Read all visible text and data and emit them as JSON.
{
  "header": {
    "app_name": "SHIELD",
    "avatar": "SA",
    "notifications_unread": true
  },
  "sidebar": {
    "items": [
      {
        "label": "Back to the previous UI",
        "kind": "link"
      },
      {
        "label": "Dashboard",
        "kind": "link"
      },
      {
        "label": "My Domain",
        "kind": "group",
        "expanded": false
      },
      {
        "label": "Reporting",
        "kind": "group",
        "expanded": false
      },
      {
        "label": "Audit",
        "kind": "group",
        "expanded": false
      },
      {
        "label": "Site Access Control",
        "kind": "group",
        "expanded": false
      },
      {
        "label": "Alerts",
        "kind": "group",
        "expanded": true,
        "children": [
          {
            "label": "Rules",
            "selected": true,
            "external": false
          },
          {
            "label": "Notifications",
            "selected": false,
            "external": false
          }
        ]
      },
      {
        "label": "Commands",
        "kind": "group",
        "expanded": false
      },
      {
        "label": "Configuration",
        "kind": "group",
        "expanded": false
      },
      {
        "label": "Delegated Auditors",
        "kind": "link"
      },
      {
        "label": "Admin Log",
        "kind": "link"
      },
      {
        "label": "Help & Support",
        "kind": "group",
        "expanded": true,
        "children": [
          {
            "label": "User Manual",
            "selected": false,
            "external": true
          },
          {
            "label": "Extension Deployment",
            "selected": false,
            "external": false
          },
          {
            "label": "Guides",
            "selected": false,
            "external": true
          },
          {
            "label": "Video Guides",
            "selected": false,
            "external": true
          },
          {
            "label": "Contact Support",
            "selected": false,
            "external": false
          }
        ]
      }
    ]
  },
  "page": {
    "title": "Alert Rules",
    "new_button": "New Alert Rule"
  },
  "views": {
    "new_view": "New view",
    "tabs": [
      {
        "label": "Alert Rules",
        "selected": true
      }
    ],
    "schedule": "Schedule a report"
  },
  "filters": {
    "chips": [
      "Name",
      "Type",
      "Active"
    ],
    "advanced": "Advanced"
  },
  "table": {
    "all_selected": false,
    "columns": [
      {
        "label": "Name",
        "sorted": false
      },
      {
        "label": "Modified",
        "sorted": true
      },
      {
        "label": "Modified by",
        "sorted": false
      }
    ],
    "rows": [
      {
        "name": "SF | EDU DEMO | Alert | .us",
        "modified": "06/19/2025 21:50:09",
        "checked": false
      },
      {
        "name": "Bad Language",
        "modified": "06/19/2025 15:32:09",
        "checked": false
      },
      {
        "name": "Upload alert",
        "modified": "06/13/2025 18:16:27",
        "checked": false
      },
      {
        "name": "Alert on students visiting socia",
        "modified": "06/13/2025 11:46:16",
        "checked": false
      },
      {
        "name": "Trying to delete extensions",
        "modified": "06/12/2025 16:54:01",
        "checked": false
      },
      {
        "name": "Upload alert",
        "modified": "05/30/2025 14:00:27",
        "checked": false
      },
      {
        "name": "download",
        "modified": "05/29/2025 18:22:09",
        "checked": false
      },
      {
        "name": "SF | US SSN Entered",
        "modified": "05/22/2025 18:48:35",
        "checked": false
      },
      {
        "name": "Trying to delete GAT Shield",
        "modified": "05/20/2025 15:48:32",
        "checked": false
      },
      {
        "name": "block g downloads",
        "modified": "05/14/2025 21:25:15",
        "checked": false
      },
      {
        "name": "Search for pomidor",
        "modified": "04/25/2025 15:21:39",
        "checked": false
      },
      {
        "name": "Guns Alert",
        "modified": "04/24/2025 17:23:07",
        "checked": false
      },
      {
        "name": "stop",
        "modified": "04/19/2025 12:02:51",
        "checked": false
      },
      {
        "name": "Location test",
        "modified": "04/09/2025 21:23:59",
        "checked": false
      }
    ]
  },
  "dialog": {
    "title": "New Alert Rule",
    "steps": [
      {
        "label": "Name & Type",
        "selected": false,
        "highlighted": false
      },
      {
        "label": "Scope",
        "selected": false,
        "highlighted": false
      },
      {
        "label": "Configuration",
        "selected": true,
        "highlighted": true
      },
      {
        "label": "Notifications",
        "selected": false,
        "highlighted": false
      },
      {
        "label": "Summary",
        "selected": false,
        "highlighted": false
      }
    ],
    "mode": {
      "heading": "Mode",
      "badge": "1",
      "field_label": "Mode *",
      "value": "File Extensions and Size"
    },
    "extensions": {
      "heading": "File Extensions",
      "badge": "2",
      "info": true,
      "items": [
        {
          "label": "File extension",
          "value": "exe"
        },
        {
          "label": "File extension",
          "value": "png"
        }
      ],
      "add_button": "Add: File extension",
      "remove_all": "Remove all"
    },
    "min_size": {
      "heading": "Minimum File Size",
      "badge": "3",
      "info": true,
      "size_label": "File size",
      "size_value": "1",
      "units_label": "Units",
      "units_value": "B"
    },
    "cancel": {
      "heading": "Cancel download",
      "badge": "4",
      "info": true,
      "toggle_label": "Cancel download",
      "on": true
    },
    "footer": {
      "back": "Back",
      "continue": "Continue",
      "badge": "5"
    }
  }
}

## THE EXERCISE
Could you transcribe the records in full, exactly?

## ANSWER FOR THE TASK
Read all visible text and data and emit them as JSON.
{
  "header": {
    "app_name": "SHIELD",
    "avatar": "SA",
    "notifications_unread": true
  },
  "sidebar": {
    "items": [
      {
        "label": "Back to the previous UI",
        "kind": "link"
      },
      {
        "label": "Dashboard",
        "kind": "link"
      },
      {
        "label": "My Domain",
        "kind": "group",
        "expanded": false
      },
      {
        "label": "Reporting",
        "kind": "group",
        "expanded": false
      },
      {
        "label": "Audit",
        "kind": "group",
        "expanded": false
      },
      {
        "label": "Site Access Control",
        "kind": "group",
        "expanded": false
      },
      {
        "label": "Alerts",
        "kind": "group",
        "expanded": true,
        "children": [
          {
            "label": "Rules",
            "selected": true,
            "external": false
          },
          {
            "label": "Notifications",
            "selected": false,
            "external": false
          }
        ]
      },
      {
        "label": "Commands",
        "kind": "group",
        "expanded": false
      },
      {
        "label": "Configuration",
        "kind": "group",
        "expanded": false
      },
      {
        "label": "Delegated Auditors",
        "kind": "link"
      },
      {
        "label": "Admin Log",
        "kind": "link"
      },
      {
        "label": "Help & Support",
        "kind": "group",
        "expanded": true,
        "children": [
          {
            "label": "User Manual",
            "selected": false,
            "external": true
          },
          {
            "label": "Extension Deployment",
            "selected": false,
            "external": false
          },
          {
            "label": "Guides",
            "selected": false,
            "external": true
          },
          {
            "label": "Video Guides",
            "selected": false,
            "external": true
          },
          {
            "label": "Contact Support",
            "selected": false,
            "external": false
          }
        ]
      }
    ]
  },
  "page": {
    "title": "Alert Rules",
    "new_button": "New Alert Rule"
  },
  "views": {
    "new_view": "New view",
    "tabs": [
      {
        "label": "Alert Rules",
        "selected": true
      }
    ],
    "schedule": "Schedule a report"
  },
  "filters": {
    "chips": [
      "Name",
      "Type",
      "Active"
    ],
    "advanced": "Advanced"
  },
  "table": {
    "all_selected": false,
    "columns": [
      {
        "label": "Name",
        "sorted": false
      },
      {
        "label": "Modified",
        "sorted": true
      },
      {
        "label": "Modified by",
        "sorted": false
      }
    ],
    "rows": [
      {
        "name": "SF | EDU DEMO | Alert | .us",
        "modified": "06/19/2025 21:50:09",
        "checked": false
      },
      {
        "name": "Bad Language",
        "modified": "06/19/2025 15:32:09",
        "checked": false
      },
      {
        "name": "Upload alert",
        "modified": "06/13/2025 18:16:27",
        "checked": false
      },
      {
        "name": "Alert on students visiting socia",
        "modified": "06/13/2025 11:46:16",
        "checked": false
      },
      {
        "name": "Trying to delete extensions",
        "modified": "06/12/2025 16:54:01",
        "checked": false
      },
      {
        "name": "Upload alert",
        "modified": "05/30/2025 14:00:27",
        "checked": false
      },
      {
        "name": "download",
        "modified": "05/29/2025 18:22:09",
        "checked": false
      },
      {
        "name": "SF | US SSN Entered",
        "modified": "05/22/2025 18:48:35",
        "checked": false
      },
      {
        "name": "Trying to delete GAT Shield",
        "modified": "05/20/2025 15:48:32",
        "checked": false
      },
      {
        "name": "block g downloads",
        "modified": "05/14/2025 21:25:15",
        "checked": false
      },
      {
        "name": "Search for pomidor",
        "modified": "04/25/2025 15:21:39",
        "checked": false
      },
      {
        "name": "Guns Alert",
        "modified": "04/24/2025 17:23:07",
        "checked": false
      },
      {
        "name": "stop",
        "modified": "04/19/2025 12:02:51",
        "checked": false
      },
      {
        "name": "Location test",
        "modified": "04/09/2025 21:23:59",
        "checked": false
      }
    ]
  },
  "dialog": {
    "title": "New Alert Rule",
    "steps": [
      {
        "label": "Name & Type",
        "selected": false,
        "highlighted": false
      },
      {
        "label": "Scope",
        "selected": false,
        "highlighted": false
      },
      {
        "label": "Configuration",
        "selected": true,
        "highlighted": true
      },
      {
        "label": "Notifications",
        "selected": false,
        "highlighted": false
      },
      {
        "label": "Summary",
        "selected": false,
        "highlighted": false
      }
    ],
    "mode": {
      "heading": "Mode",
      "badge": "1",
      "field_label": "Mode *",
      "value": "File Extensions and Size"
    },
    "extensions": {
      "heading": "File Extensions",
      "badge": "2",
      "info": true,
      "items": [
        {
          "label": "File extension",
          "value": "exe"
        },
        {
          "label": "File extension",
          "value": "png"
        }
      ],
      "add_button": "Add: File extension",
      "remove_all": "Remove all"
    },
    "min_size": {
      "heading": "Minimum File Size",
      "badge": "3",
      "info": true,
      "size_label": "File size",
      "size_value": "1",
      "units_label": "Units",
      "units_value": "B"
    },
    "cancel": {
      "heading": "Cancel download",
      "badge": "4",
      "info": true,
      "toggle_label": "Cancel download",
      "on": true
    },
    "footer": {
      "back": "Back",
      "continue": "Continue",
      "badge": "5"
    }
  }
}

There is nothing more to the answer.